• **Available records**:

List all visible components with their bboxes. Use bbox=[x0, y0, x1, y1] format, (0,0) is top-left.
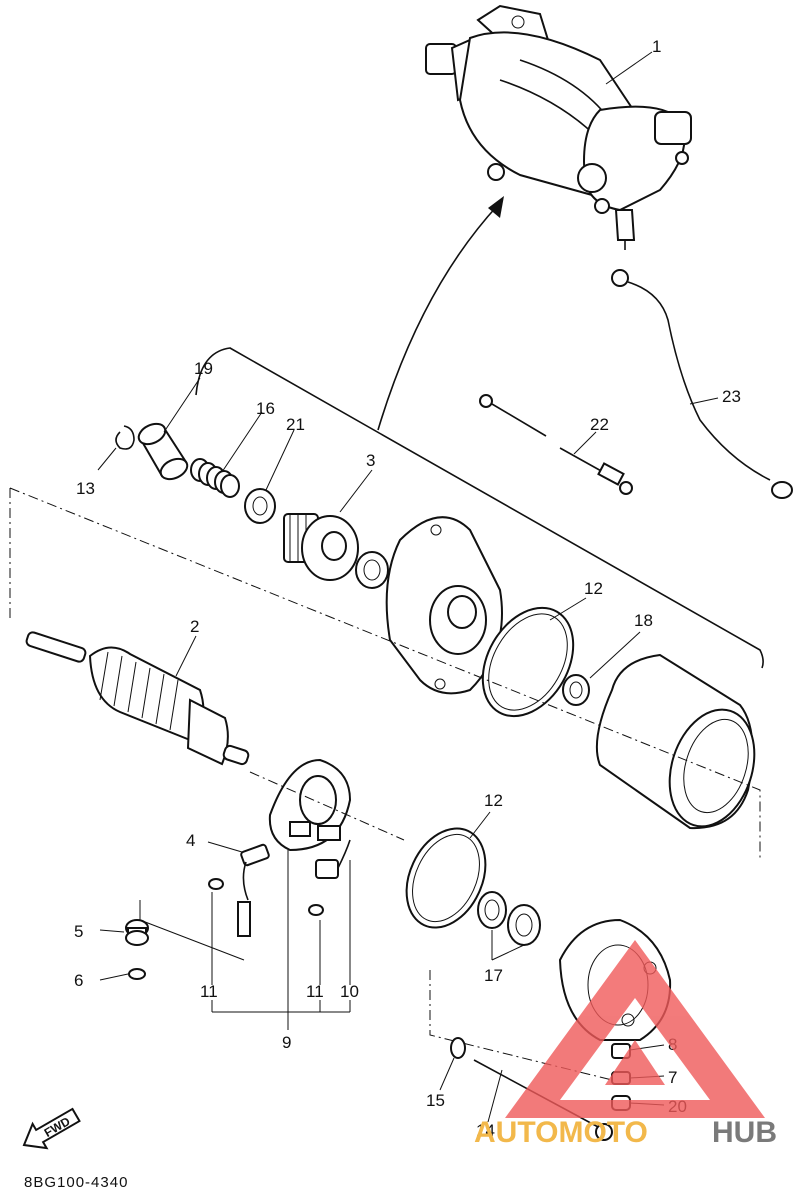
brush-plate-9 bbox=[268, 758, 352, 852]
callout-23: 23 bbox=[722, 387, 741, 406]
washer-17b bbox=[507, 904, 541, 946]
brush-10 bbox=[315, 839, 351, 879]
callout-16: 16 bbox=[256, 399, 275, 418]
callout-14: 14 bbox=[476, 1121, 495, 1140]
axis-line-upper bbox=[9, 487, 761, 860]
callout-19: 19 bbox=[194, 359, 213, 378]
circlip-13 bbox=[115, 425, 135, 450]
callout-12b: 12 bbox=[484, 791, 503, 810]
callout-1: 1 bbox=[652, 37, 661, 56]
brush-4 bbox=[240, 843, 270, 901]
lead-wire-22 bbox=[479, 394, 633, 495]
starter-motor-assembly bbox=[425, 4, 692, 250]
washer-15 bbox=[450, 1037, 466, 1059]
o-ring-12-upper-inner bbox=[488, 613, 568, 711]
washer-17a bbox=[477, 891, 507, 929]
washer-small bbox=[355, 551, 389, 589]
fwd-arrow-icon: FWD bbox=[22, 1107, 81, 1150]
washer-21 bbox=[244, 488, 276, 524]
callout-6: 6 bbox=[74, 971, 83, 990]
callout-4: 4 bbox=[186, 831, 195, 850]
callout-3: 3 bbox=[366, 451, 375, 470]
watermark-triangle-icon bbox=[505, 940, 765, 1118]
watermark-logo bbox=[505, 940, 765, 1118]
callout-15: 15 bbox=[426, 1091, 445, 1110]
collar-19 bbox=[137, 422, 189, 481]
callout-11b: 11 bbox=[306, 982, 324, 1001]
callout-18: 18 bbox=[634, 611, 653, 630]
watermark-part2: HUB bbox=[712, 1116, 777, 1149]
pinion-gear-3 bbox=[283, 513, 359, 581]
assembly-arrow bbox=[377, 204, 499, 431]
callout-12a: 12 bbox=[584, 579, 603, 598]
lead-wire-23 bbox=[611, 269, 793, 499]
callout-17: 17 bbox=[484, 966, 503, 985]
callout-10: 10 bbox=[340, 982, 359, 1001]
nut-5 bbox=[125, 919, 149, 946]
diagram-code: 8BG100-4340 bbox=[24, 1174, 128, 1191]
callout-2: 2 bbox=[190, 617, 199, 636]
callout-22: 22 bbox=[590, 415, 609, 434]
washer-18-inner bbox=[569, 681, 583, 699]
group-bracket bbox=[195, 347, 764, 669]
watermark-text: AUTOMOTO HUB bbox=[474, 1116, 777, 1149]
callout-9: 9 bbox=[282, 1033, 291, 1052]
washer-18 bbox=[562, 674, 590, 706]
group-line-11-9-10 bbox=[211, 1000, 351, 1013]
armature-2 bbox=[25, 631, 250, 766]
yoke-housing bbox=[595, 653, 756, 830]
callout-11a: 11 bbox=[200, 982, 218, 1001]
front-cover bbox=[385, 516, 503, 695]
watermark-inner-triangle-icon bbox=[605, 1040, 665, 1085]
watermark-part1: AUTOMOTO bbox=[474, 1116, 648, 1149]
spring-16 bbox=[190, 458, 240, 498]
callout-13: 13 bbox=[76, 479, 95, 498]
washer-6 bbox=[128, 968, 146, 980]
callout-7: 7 bbox=[668, 1068, 677, 1087]
callout-5: 5 bbox=[74, 922, 83, 941]
assembly-arrow-head bbox=[488, 196, 504, 218]
callout-21: 21 bbox=[286, 415, 305, 434]
bolt-washer-11 bbox=[208, 878, 324, 937]
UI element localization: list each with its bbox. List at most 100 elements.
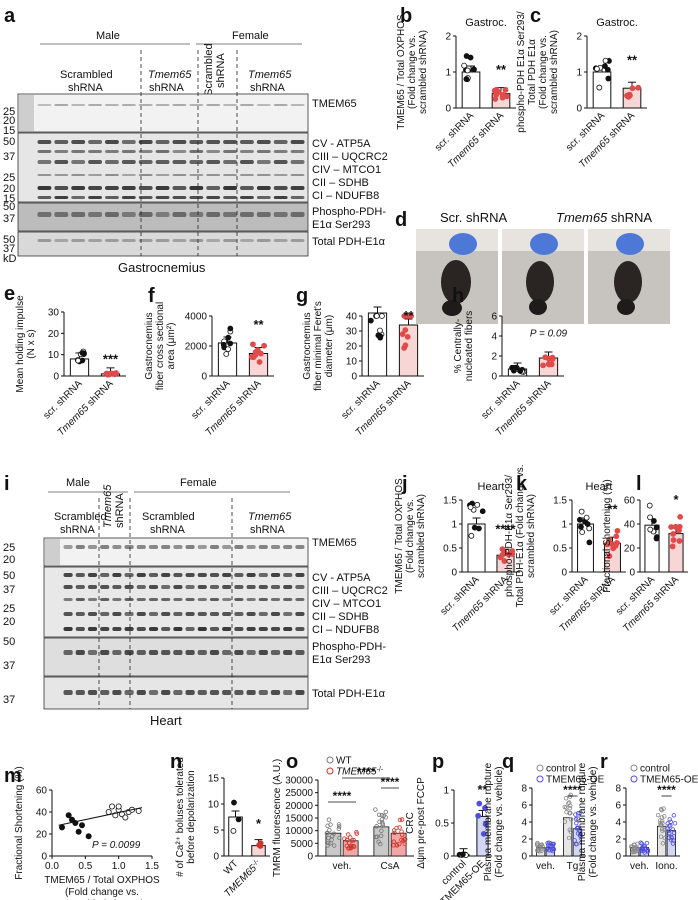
data-point xyxy=(568,817,574,822)
blot-band xyxy=(112,627,122,631)
blot-band xyxy=(209,573,220,577)
data-point xyxy=(567,800,572,805)
data-point xyxy=(653,534,660,540)
blot-band xyxy=(173,612,183,616)
y-tick-label: 4 xyxy=(521,818,527,829)
blot-band xyxy=(112,545,122,549)
blot-band xyxy=(148,585,159,589)
data-point xyxy=(345,832,351,837)
blot-band xyxy=(138,104,153,106)
y-axis-label: scrambled shRNA) xyxy=(526,494,537,578)
blot-band xyxy=(124,627,134,631)
data-point xyxy=(492,96,499,102)
blot-band xyxy=(246,573,256,577)
blot-band xyxy=(223,150,237,153)
blot-band xyxy=(258,627,268,631)
data-point xyxy=(568,792,573,798)
y-axis-label: (N x s) xyxy=(26,329,37,358)
data-point xyxy=(670,841,676,846)
blot-band xyxy=(88,196,102,199)
y-axis-label: CRC xyxy=(405,812,416,834)
blot-band xyxy=(270,585,281,589)
data-point xyxy=(630,848,636,854)
blot-band xyxy=(124,650,134,655)
blot-band xyxy=(138,174,153,176)
blot-band xyxy=(189,174,204,176)
y-tick-label: 20000 xyxy=(285,801,313,812)
blot-band xyxy=(155,174,170,176)
data-point xyxy=(628,844,634,849)
x-tick-label: veh. xyxy=(333,861,352,872)
data-point xyxy=(659,822,664,828)
svg-text:20: 20 xyxy=(3,115,15,127)
blot-band xyxy=(138,239,153,242)
blot-band xyxy=(240,104,254,106)
blot-band xyxy=(270,650,281,655)
blot-band xyxy=(161,545,171,549)
blot-band xyxy=(209,627,220,631)
significance-label: *** xyxy=(103,351,119,366)
y-tick-label: 5 xyxy=(213,826,219,837)
blot-band xyxy=(124,545,134,549)
blot-band xyxy=(206,104,221,106)
data-point xyxy=(669,543,676,550)
svg-text:37: 37 xyxy=(3,151,15,163)
panel-letter-r: r xyxy=(600,751,608,773)
blot-band xyxy=(270,573,281,577)
data-point xyxy=(401,313,408,319)
data-point xyxy=(379,812,385,818)
blot-band xyxy=(172,174,187,176)
blot-band xyxy=(197,598,207,601)
blot-band xyxy=(138,196,153,199)
blot-band xyxy=(273,196,288,199)
panel-letter-c: c xyxy=(530,5,541,27)
blot-band xyxy=(136,612,146,616)
significance-label: **** xyxy=(381,775,400,789)
data-point xyxy=(509,551,516,557)
data-point xyxy=(373,807,378,812)
data-point xyxy=(660,828,665,833)
y-axis-label: Δψm pre-post FCCP xyxy=(416,777,427,869)
significance-label: * xyxy=(673,492,679,507)
y-tick-label: 5000 xyxy=(291,839,314,850)
x-tick-label: 1.0 xyxy=(112,861,126,872)
photo-title-tmem65: Tmem65 shRNA xyxy=(556,210,652,225)
blot-band xyxy=(240,140,254,144)
blot-band xyxy=(88,186,102,190)
blot-band xyxy=(283,598,293,601)
blot-band xyxy=(112,573,122,577)
y-tick-label: 8 xyxy=(615,784,621,795)
y-tick-label: 1 xyxy=(445,68,451,79)
legend-marker xyxy=(536,764,544,772)
x-tick-label: Tg xyxy=(567,861,579,872)
data-point xyxy=(75,828,82,835)
data-point xyxy=(59,824,66,831)
data-point xyxy=(122,814,129,821)
data-point xyxy=(658,806,664,812)
significance-label: **** xyxy=(333,789,352,803)
blot-band xyxy=(172,140,187,144)
data-point xyxy=(572,838,577,843)
data-point xyxy=(577,829,583,834)
data-point xyxy=(351,837,356,843)
svg-text:15: 15 xyxy=(3,125,15,137)
data-point xyxy=(638,840,643,845)
x-tick-label: Tmem65 shRNA xyxy=(354,378,414,438)
y-axis-label: # of Ca²⁺ boluses tolerated xyxy=(175,757,186,877)
data-point xyxy=(495,89,502,95)
data-point xyxy=(377,327,383,334)
blot-band xyxy=(63,545,73,549)
data-point xyxy=(79,350,86,356)
svg-text:25: 25 xyxy=(3,106,15,118)
y-tick-label: 40 xyxy=(36,808,48,819)
y-tick-label: 0 xyxy=(576,104,582,115)
data-point xyxy=(377,333,384,340)
blot-band xyxy=(240,150,254,153)
blot-band xyxy=(87,627,98,631)
data-point xyxy=(629,85,636,92)
panel-d: d Scr. shRNA Tmem65 shRNA xyxy=(395,209,670,324)
x-tick-label: Tmem65 shRNA xyxy=(577,110,637,170)
blot-band xyxy=(234,598,244,601)
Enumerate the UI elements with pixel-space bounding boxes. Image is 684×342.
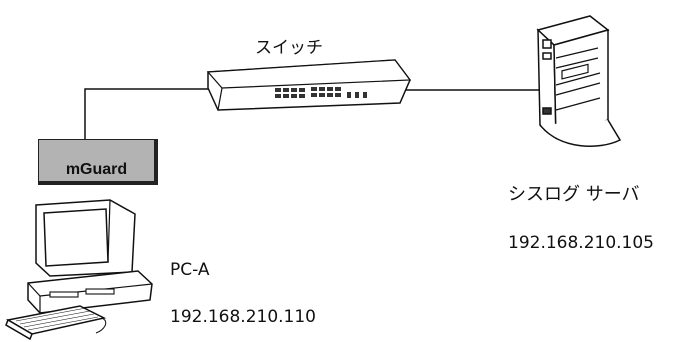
server-name-label: シスログ サーバ <box>508 180 640 206</box>
link-mguard-to-switch <box>85 89 222 139</box>
pc-icon <box>6 200 152 339</box>
switch-label: スイッチ <box>255 33 323 58</box>
server-ip-label: 192.168.210.105 <box>508 233 654 253</box>
pc-name-label: PC-A <box>170 260 210 280</box>
mguard-label: mGuard <box>39 161 154 179</box>
switch-icon <box>208 60 410 110</box>
pc-ip-label: 192.168.210.110 <box>170 307 316 327</box>
server-icon <box>538 16 620 146</box>
mguard-device: mGuard <box>38 139 158 185</box>
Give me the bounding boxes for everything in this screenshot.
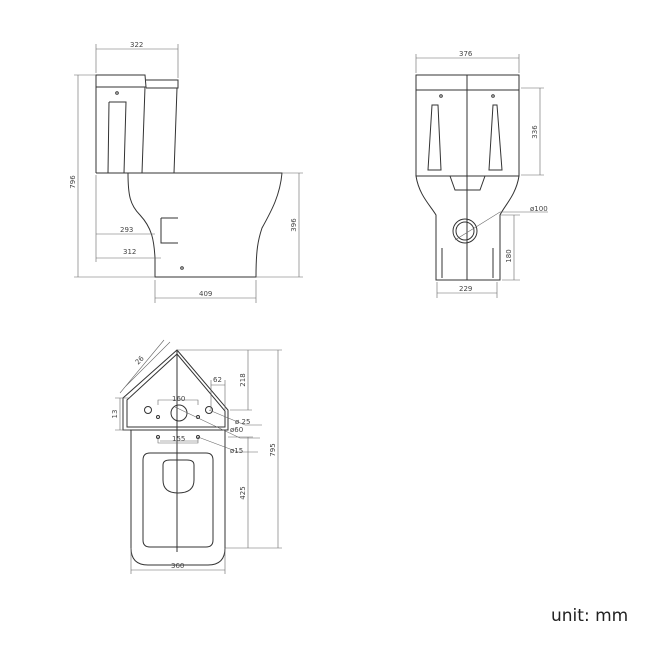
dim-396: 396 [290, 218, 298, 232]
dim-336: 336 [531, 125, 539, 139]
dim-360: 360 [171, 562, 184, 570]
dim-dia-25: ø 25 [235, 418, 250, 426]
dim-376: 376 [459, 50, 473, 58]
dim-409: 409 [199, 290, 212, 298]
dim-180: 180 [505, 249, 513, 262]
dim-293: 293 [120, 226, 133, 234]
dim-dia-15: ø15 [230, 447, 243, 455]
side-view: 322 796 293 312 409 396 [69, 41, 303, 303]
dim-796: 796 [69, 175, 77, 189]
dim-dia-100: ø100 [530, 205, 548, 213]
dim-62: 62 [213, 376, 222, 384]
front-view: 376 336 ø100 180 229 [415, 50, 548, 298]
dim-13: 13 [111, 410, 119, 419]
dim-322: 322 [130, 41, 143, 49]
unit-label: unit: mm [551, 606, 629, 626]
dim-218: 218 [239, 373, 247, 386]
dim-425: 425 [239, 486, 247, 499]
dim-155: 155 [172, 435, 185, 443]
dim-229: 229 [459, 285, 472, 293]
dim-26: 26 [134, 354, 146, 366]
dim-160: 160 [172, 395, 185, 403]
top-view: 26 62 218 13 160 ø 25 ø60 155 ø15 795 42… [111, 339, 282, 574]
dim-795: 795 [269, 443, 277, 456]
dim-312: 312 [123, 248, 136, 256]
dim-dia-60: ø60 [230, 426, 243, 434]
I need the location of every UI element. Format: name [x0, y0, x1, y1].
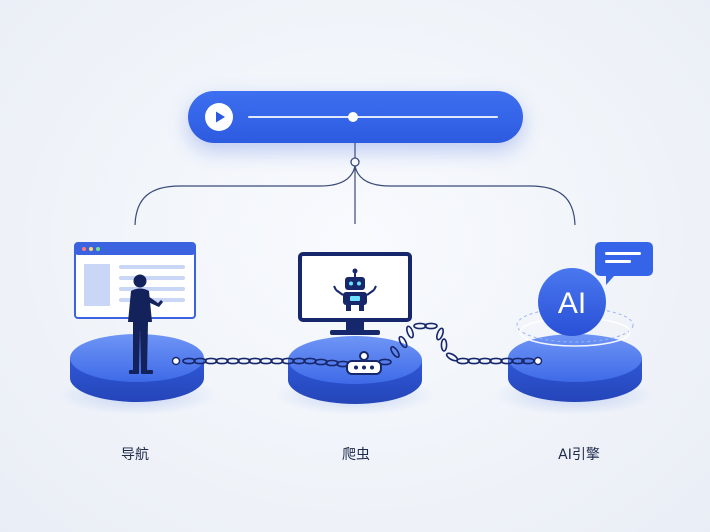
- user-silhouette-icon: [128, 274, 163, 374]
- platform-crawler: [288, 336, 422, 404]
- chain-anchor-left: [171, 356, 181, 366]
- chain-anchor-right: [533, 356, 543, 366]
- robot-icon: [333, 268, 377, 311]
- label-crawler: 爬虫: [342, 447, 370, 463]
- chain-link-right: [378, 322, 535, 366]
- progress-knob[interactable]: [348, 112, 358, 122]
- label-ai-engine: AI引擎: [558, 447, 600, 463]
- media-player-bar: [188, 91, 523, 143]
- chat-bubble-icon: [595, 242, 653, 285]
- chain-link-left: [182, 357, 350, 368]
- progress-track[interactable]: [248, 116, 498, 118]
- ai-badge-text: AI: [558, 287, 586, 320]
- play-icon: [216, 111, 225, 123]
- ai-sphere: [538, 268, 606, 336]
- connector-node: [350, 157, 360, 167]
- crawler-bot-icon: [346, 351, 382, 375]
- hierarchy-connector: [134, 143, 576, 226]
- label-nav: 导航: [121, 447, 149, 463]
- play-button[interactable]: [205, 103, 233, 131]
- platform-ai: [508, 334, 642, 402]
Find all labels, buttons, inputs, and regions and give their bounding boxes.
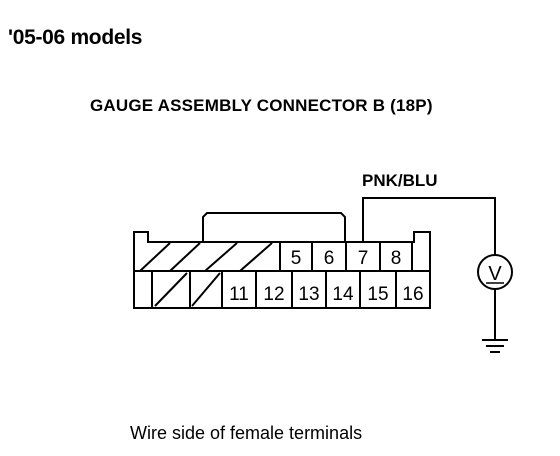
wire-color-label: PNK/BLU bbox=[362, 171, 438, 190]
terminal-5: 5 bbox=[291, 248, 302, 269]
ground-icon bbox=[482, 339, 508, 353]
terminal-7: 7 bbox=[358, 248, 369, 269]
connector-lock-tab bbox=[202, 212, 346, 242]
terminal-16: 16 bbox=[402, 284, 423, 305]
terminal-8: 8 bbox=[391, 248, 402, 269]
terminal-14: 14 bbox=[332, 284, 354, 305]
terminal-6: 6 bbox=[324, 248, 335, 269]
connector-outline bbox=[133, 231, 431, 309]
models-label: '05-06 models bbox=[8, 26, 143, 49]
pnk-blu-wire bbox=[362, 197, 496, 255]
connector-heading: GAUGE ASSEMBLY CONNECTOR B (18P) bbox=[90, 96, 433, 115]
voltmeter-label: V bbox=[488, 263, 502, 285]
unused-cavity-marks bbox=[139, 242, 273, 307]
terminal-15: 15 bbox=[367, 284, 388, 305]
terminal-12: 12 bbox=[263, 284, 284, 305]
terminal-13: 13 bbox=[298, 284, 319, 305]
diagram-caption: Wire side of female terminals bbox=[130, 423, 363, 443]
terminal-11: 11 bbox=[229, 284, 249, 305]
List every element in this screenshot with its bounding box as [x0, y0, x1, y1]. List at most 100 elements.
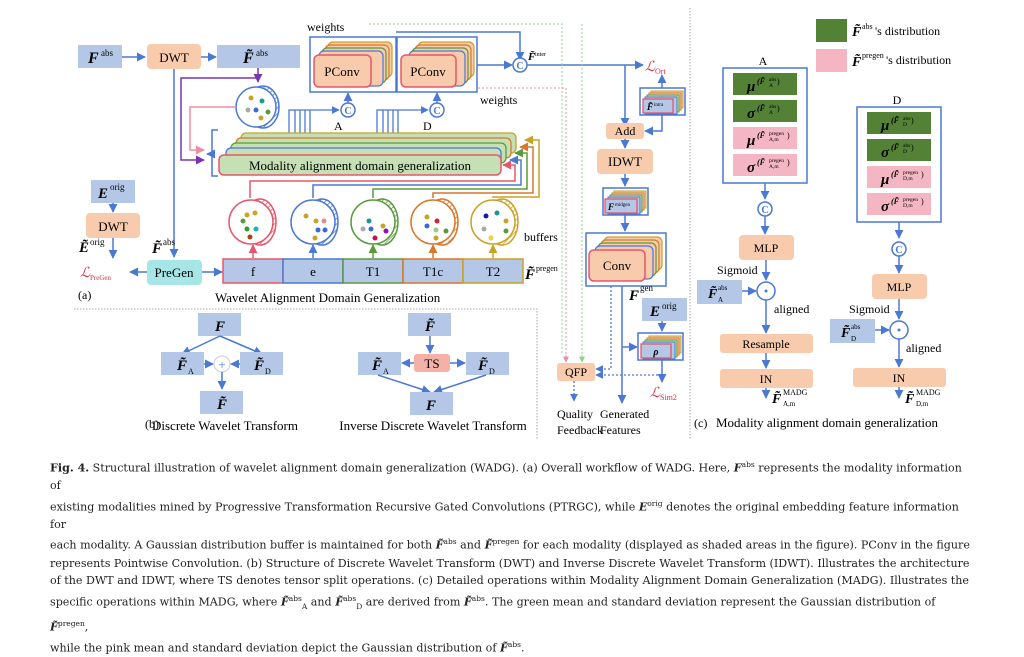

• **What you will do**: Which of the rows above contain the string "lead" with the same capitalization? Copy each of those rows in full.

• **Expected output**:
lead-wire-22 bbox=[479, 394, 633, 495]
lead-wire-23 bbox=[611, 269, 793, 499]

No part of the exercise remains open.